WHAT THE TASK REQUIRES
Reproduce all the entries precisely.

— Start RECORDS FOR THIS EXERCISE —

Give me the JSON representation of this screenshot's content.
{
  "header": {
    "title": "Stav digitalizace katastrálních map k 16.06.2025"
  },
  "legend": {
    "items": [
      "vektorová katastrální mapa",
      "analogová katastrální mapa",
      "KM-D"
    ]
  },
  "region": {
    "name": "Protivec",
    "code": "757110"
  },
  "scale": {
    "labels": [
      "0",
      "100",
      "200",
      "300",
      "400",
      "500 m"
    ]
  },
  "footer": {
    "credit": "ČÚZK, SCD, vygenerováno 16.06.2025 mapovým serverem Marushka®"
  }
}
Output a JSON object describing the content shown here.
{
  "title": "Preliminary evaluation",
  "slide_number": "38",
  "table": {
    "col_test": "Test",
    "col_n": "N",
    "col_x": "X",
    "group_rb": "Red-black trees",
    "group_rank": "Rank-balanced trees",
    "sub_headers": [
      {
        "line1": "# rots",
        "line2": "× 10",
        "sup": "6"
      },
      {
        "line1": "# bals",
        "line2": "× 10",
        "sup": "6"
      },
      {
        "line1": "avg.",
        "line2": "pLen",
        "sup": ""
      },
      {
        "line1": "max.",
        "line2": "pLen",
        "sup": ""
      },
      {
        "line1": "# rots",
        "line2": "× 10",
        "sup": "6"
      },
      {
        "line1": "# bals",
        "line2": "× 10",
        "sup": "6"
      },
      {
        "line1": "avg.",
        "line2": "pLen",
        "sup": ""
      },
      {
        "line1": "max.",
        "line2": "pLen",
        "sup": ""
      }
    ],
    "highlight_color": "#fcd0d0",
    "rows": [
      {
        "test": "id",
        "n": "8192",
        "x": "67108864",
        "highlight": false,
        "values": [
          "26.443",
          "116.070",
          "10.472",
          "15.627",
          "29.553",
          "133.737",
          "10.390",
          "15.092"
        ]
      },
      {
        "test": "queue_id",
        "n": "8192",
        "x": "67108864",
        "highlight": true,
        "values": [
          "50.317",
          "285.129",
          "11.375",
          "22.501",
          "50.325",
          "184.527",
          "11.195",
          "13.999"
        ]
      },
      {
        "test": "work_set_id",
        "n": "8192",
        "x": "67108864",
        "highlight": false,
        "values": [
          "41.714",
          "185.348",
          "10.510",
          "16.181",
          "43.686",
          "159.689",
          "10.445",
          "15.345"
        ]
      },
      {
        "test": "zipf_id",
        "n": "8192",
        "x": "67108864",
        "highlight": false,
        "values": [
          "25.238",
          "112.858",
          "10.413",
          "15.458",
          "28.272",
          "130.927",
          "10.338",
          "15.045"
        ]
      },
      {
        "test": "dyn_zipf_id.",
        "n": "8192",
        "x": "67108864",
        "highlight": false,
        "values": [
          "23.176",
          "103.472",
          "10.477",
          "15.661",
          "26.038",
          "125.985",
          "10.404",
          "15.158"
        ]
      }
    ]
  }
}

— End RECORDS FOR THIS EXERCISE —

FINISHED ANSWER
Give me the JSON representation of this screenshot's content.
{
  "header": {
    "title": "Stav digitalizace katastrálních map k 16.06.2025"
  },
  "legend": {
    "items": [
      "vektorová katastrální mapa",
      "analogová katastrální mapa",
      "KM-D"
    ]
  },
  "region": {
    "name": "Protivec",
    "code": "757110"
  },
  "scale": {
    "labels": [
      "0",
      "100",
      "200",
      "300",
      "400",
      "500 m"
    ]
  },
  "footer": {
    "credit": "ČÚZK, SCD, vygenerováno 16.06.2025 mapovým serverem Marushka®"
  }
}
Output a JSON object describing the content shown here.
{
  "title": "Preliminary evaluation",
  "slide_number": "38",
  "table": {
    "col_test": "Test",
    "col_n": "N",
    "col_x": "X",
    "group_rb": "Red-black trees",
    "group_rank": "Rank-balanced trees",
    "sub_headers": [
      {
        "line1": "# rots",
        "line2": "× 10",
        "sup": "6"
      },
      {
        "line1": "# bals",
        "line2": "× 10",
        "sup": "6"
      },
      {
        "line1": "avg.",
        "line2": "pLen",
        "sup": ""
      },
      {
        "line1": "max.",
        "line2": "pLen",
        "sup": ""
      },
      {
        "line1": "# rots",
        "line2": "× 10",
        "sup": "6"
      },
      {
        "line1": "# bals",
        "line2": "× 10",
        "sup": "6"
      },
      {
        "line1": "avg.",
        "line2": "pLen",
        "sup": ""
      },
      {
        "line1": "max.",
        "line2": "pLen",
        "sup": ""
      }
    ],
    "highlight_color": "#fcd0d0",
    "rows": [
      {
        "test": "id",
        "n": "8192",
        "x": "67108864",
        "highlight": false,
        "values": [
          "26.443",
          "116.070",
          "10.472",
          "15.627",
          "29.553",
          "133.737",
          "10.390",
          "15.092"
        ]
      },
      {
        "test": "queue_id",
        "n": "8192",
        "x": "67108864",
        "highlight": true,
        "values": [
          "50.317",
          "285.129",
          "11.375",
          "22.501",
          "50.325",
          "184.527",
          "11.195",
          "13.999"
        ]
      },
      {
        "test": "work_set_id",
        "n": "8192",
        "x": "67108864",
        "highlight": false,
        "values": [
          "41.714",
          "185.348",
          "10.510",
          "16.181",
          "43.686",
          "159.689",
          "10.445",
          "15.345"
        ]
      },
      {
        "test": "zipf_id",
        "n": "8192",
        "x": "67108864",
        "highlight": false,
        "values": [
          "25.238",
          "112.858",
          "10.413",
          "15.458",
          "28.272",
          "130.927",
          "10.338",
          "15.045"
        ]
      },
      {
        "test": "dyn_zipf_id.",
        "n": "8192",
        "x": "67108864",
        "highlight": false,
        "values": [
          "23.176",
          "103.472",
          "10.477",
          "15.661",
          "26.038",
          "125.985",
          "10.404",
          "15.158"
        ]
      }
    ]
  }
}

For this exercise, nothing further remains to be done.